### PROMPT:
Output the data word for word, dropping every image.

### ENTRIES SHOWN:

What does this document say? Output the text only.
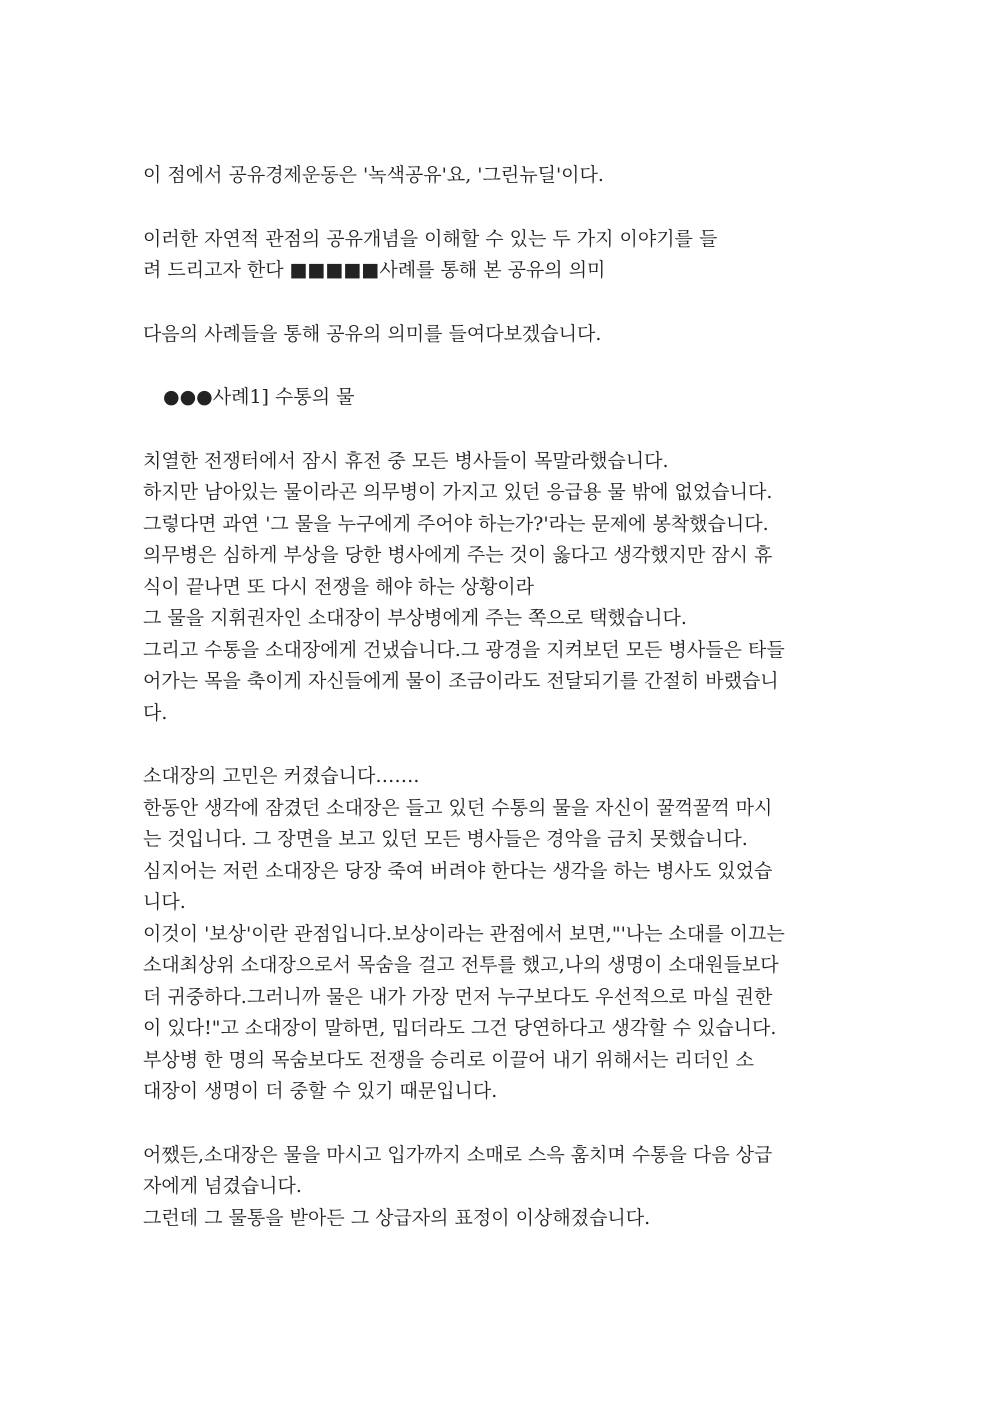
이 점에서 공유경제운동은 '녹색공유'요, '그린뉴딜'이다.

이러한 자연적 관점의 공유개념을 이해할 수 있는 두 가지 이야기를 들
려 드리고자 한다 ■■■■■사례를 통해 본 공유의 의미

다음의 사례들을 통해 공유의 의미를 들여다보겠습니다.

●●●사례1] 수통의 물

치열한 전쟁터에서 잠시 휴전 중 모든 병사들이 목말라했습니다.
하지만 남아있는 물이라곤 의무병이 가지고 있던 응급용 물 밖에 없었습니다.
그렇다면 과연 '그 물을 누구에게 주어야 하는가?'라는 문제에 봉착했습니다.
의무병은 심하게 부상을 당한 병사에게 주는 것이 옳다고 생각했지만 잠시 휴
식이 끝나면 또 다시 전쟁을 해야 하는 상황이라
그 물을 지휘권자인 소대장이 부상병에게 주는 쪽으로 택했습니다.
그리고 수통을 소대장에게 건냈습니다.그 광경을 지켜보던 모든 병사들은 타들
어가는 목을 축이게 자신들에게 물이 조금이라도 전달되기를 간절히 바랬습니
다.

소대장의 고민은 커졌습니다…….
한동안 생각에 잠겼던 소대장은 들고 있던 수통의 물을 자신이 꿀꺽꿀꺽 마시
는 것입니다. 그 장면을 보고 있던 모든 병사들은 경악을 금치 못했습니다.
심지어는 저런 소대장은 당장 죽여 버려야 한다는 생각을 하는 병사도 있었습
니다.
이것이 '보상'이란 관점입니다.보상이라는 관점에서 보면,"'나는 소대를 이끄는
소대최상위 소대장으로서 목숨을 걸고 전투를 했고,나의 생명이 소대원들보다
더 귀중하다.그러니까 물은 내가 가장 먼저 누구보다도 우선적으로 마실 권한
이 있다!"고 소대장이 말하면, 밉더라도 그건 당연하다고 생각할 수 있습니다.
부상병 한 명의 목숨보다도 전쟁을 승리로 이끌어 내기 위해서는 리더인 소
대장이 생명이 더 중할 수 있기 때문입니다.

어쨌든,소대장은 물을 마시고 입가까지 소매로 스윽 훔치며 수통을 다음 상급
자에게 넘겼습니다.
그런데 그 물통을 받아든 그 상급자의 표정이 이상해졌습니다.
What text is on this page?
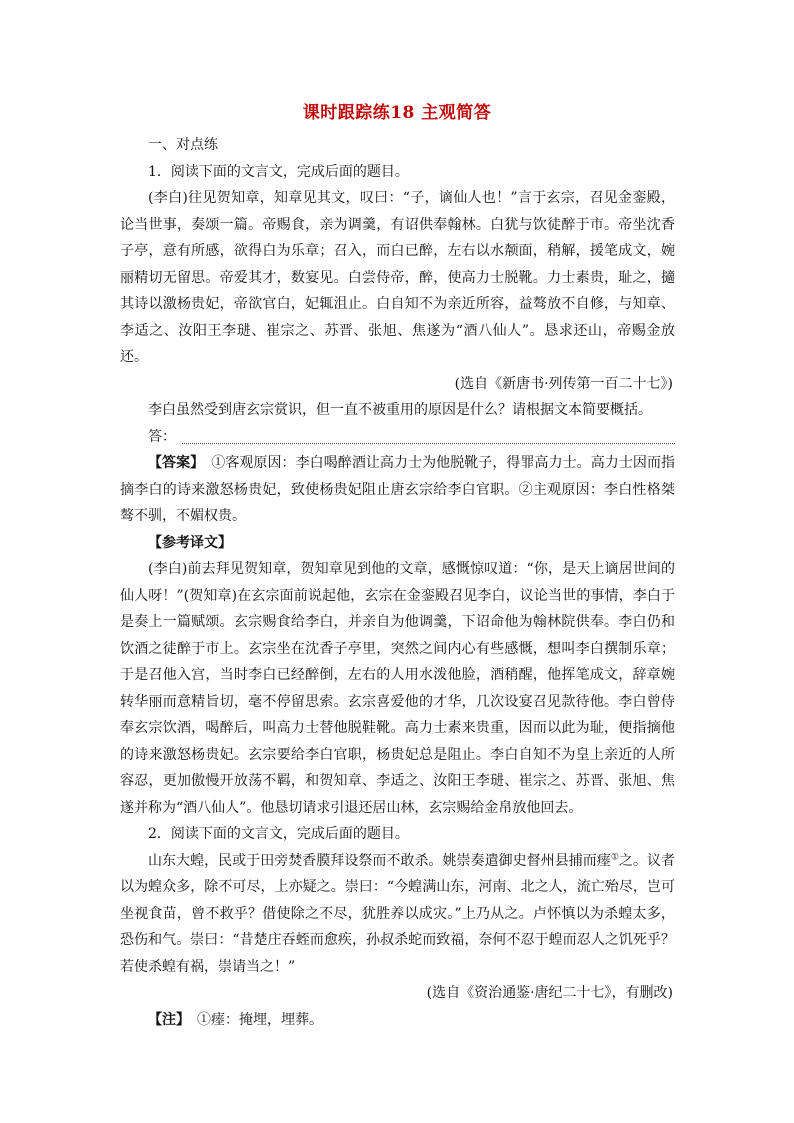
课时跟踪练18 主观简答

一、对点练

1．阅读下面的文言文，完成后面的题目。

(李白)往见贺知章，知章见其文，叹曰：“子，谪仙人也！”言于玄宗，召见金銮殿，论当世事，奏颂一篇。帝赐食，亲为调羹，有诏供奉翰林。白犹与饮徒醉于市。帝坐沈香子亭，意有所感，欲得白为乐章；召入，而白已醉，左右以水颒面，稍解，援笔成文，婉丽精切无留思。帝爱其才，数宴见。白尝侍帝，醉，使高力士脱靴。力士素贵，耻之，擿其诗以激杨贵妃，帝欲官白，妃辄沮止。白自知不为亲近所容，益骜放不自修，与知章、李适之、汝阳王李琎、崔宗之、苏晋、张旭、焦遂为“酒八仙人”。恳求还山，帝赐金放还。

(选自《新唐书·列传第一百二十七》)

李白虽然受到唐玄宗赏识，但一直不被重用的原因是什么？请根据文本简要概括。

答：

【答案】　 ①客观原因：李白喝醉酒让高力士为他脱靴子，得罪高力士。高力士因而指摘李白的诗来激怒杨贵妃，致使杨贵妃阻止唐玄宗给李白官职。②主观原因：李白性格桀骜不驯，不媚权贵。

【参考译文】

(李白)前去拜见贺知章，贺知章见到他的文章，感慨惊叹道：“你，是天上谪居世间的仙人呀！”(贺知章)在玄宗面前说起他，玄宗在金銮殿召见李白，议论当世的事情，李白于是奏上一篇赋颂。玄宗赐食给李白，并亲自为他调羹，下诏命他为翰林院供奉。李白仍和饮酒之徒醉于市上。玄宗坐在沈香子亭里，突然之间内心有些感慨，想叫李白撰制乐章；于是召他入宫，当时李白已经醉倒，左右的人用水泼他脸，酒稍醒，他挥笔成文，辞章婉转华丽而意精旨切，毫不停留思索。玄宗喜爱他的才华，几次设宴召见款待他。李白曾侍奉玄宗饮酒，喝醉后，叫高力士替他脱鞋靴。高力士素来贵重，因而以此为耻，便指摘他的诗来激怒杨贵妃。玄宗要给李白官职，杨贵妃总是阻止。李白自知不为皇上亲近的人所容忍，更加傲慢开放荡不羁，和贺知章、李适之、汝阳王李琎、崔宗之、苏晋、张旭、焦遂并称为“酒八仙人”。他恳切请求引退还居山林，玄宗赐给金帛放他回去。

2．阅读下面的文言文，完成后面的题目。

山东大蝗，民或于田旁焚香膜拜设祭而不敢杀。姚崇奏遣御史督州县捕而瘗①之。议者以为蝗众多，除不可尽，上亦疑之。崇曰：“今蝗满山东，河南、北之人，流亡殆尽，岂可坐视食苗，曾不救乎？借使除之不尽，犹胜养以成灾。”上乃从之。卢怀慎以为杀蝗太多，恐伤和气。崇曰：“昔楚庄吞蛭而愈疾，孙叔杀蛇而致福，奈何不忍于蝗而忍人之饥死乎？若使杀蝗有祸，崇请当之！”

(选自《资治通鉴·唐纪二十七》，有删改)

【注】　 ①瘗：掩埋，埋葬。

### SOLUTION BELOW:
What does this document say? Output the text only.
이 점에서 공유경제운동은 '녹색공유'요, '그린뉴딜'이다.

이러한 자연적 관점의 공유개념을 이해할 수 있는 두 가지 이야기를 들
려 드리고자 한다 ■■■■■사례를 통해 본 공유의 의미

다음의 사례들을 통해 공유의 의미를 들여다보겠습니다.

●●●사례1] 수통의 물

치열한 전쟁터에서 잠시 휴전 중 모든 병사들이 목말라했습니다.
하지만 남아있는 물이라곤 의무병이 가지고 있던 응급용 물 밖에 없었습니다.
그렇다면 과연 '그 물을 누구에게 주어야 하는가?'라는 문제에 봉착했습니다.
의무병은 심하게 부상을 당한 병사에게 주는 것이 옳다고 생각했지만 잠시 휴
식이 끝나면 또 다시 전쟁을 해야 하는 상황이라
그 물을 지휘권자인 소대장이 부상병에게 주는 쪽으로 택했습니다.
그리고 수통을 소대장에게 건냈습니다.그 광경을 지켜보던 모든 병사들은 타들
어가는 목을 축이게 자신들에게 물이 조금이라도 전달되기를 간절히 바랬습니
다.

소대장의 고민은 커졌습니다…….
한동안 생각에 잠겼던 소대장은 들고 있던 수통의 물을 자신이 꿀꺽꿀꺽 마시
는 것입니다. 그 장면을 보고 있던 모든 병사들은 경악을 금치 못했습니다.
심지어는 저런 소대장은 당장 죽여 버려야 한다는 생각을 하는 병사도 있었습
니다.
이것이 '보상'이란 관점입니다.보상이라는 관점에서 보면,"'나는 소대를 이끄는
소대최상위 소대장으로서 목숨을 걸고 전투를 했고,나의 생명이 소대원들보다
더 귀중하다.그러니까 물은 내가 가장 먼저 누구보다도 우선적으로 마실 권한
이 있다!"고 소대장이 말하면, 밉더라도 그건 당연하다고 생각할 수 있습니다.
부상병 한 명의 목숨보다도 전쟁을 승리로 이끌어 내기 위해서는 리더인 소
대장이 생명이 더 중할 수 있기 때문입니다.

어쨌든,소대장은 물을 마시고 입가까지 소매로 스윽 훔치며 수통을 다음 상급
자에게 넘겼습니다.
그런데 그 물통을 받아든 그 상급자의 표정이 이상해졌습니다.
What text is on this page?
课时跟踪练18 主观简答

一、对点练

1．阅读下面的文言文，完成后面的题目。

(李白)往见贺知章，知章见其文，叹曰：“子，谪仙人也！”言于玄宗，召见金銮殿，论当世事，奏颂一篇。帝赐食，亲为调羹，有诏供奉翰林。白犹与饮徒醉于市。帝坐沈香子亭，意有所感，欲得白为乐章；召入，而白已醉，左右以水颒面，稍解，援笔成文，婉丽精切无留思。帝爱其才，数宴见。白尝侍帝，醉，使高力士脱靴。力士素贵，耻之，擿其诗以激杨贵妃，帝欲官白，妃辄沮止。白自知不为亲近所容，益骜放不自修，与知章、李适之、汝阳王李琎、崔宗之、苏晋、张旭、焦遂为“酒八仙人”。恳求还山，帝赐金放还。

(选自《新唐书·列传第一百二十七》)

李白虽然受到唐玄宗赏识，但一直不被重用的原因是什么？请根据文本简要概括。

答：

【答案】　 ①客观原因：李白喝醉酒让高力士为他脱靴子，得罪高力士。高力士因而指摘李白的诗来激怒杨贵妃，致使杨贵妃阻止唐玄宗给李白官职。②主观原因：李白性格桀骜不驯，不媚权贵。

【参考译文】

(李白)前去拜见贺知章，贺知章见到他的文章，感慨惊叹道：“你，是天上谪居世间的仙人呀！”(贺知章)在玄宗面前说起他，玄宗在金銮殿召见李白，议论当世的事情，李白于是奏上一篇赋颂。玄宗赐食给李白，并亲自为他调羹，下诏命他为翰林院供奉。李白仍和饮酒之徒醉于市上。玄宗坐在沈香子亭里，突然之间内心有些感慨，想叫李白撰制乐章；于是召他入宫，当时李白已经醉倒，左右的人用水泼他脸，酒稍醒，他挥笔成文，辞章婉转华丽而意精旨切，毫不停留思索。玄宗喜爱他的才华，几次设宴召见款待他。李白曾侍奉玄宗饮酒，喝醉后，叫高力士替他脱鞋靴。高力士素来贵重，因而以此为耻，便指摘他的诗来激怒杨贵妃。玄宗要给李白官职，杨贵妃总是阻止。李白自知不为皇上亲近的人所容忍，更加傲慢开放荡不羁，和贺知章、李适之、汝阳王李琎、崔宗之、苏晋、张旭、焦遂并称为“酒八仙人”。他恳切请求引退还居山林，玄宗赐给金帛放他回去。

2．阅读下面的文言文，完成后面的题目。

山东大蝗，民或于田旁焚香膜拜设祭而不敢杀。姚崇奏遣御史督州县捕而瘗①之。议者以为蝗众多，除不可尽，上亦疑之。崇曰：“今蝗满山东，河南、北之人，流亡殆尽，岂可坐视食苗，曾不救乎？借使除之不尽，犹胜养以成灾。”上乃从之。卢怀慎以为杀蝗太多，恐伤和气。崇曰：“昔楚庄吞蛭而愈疾，孙叔杀蛇而致福，奈何不忍于蝗而忍人之饥死乎？若使杀蝗有祸，崇请当之！”

(选自《资治通鉴·唐纪二十七》，有删改)

【注】　 ①瘗：掩埋，埋葬。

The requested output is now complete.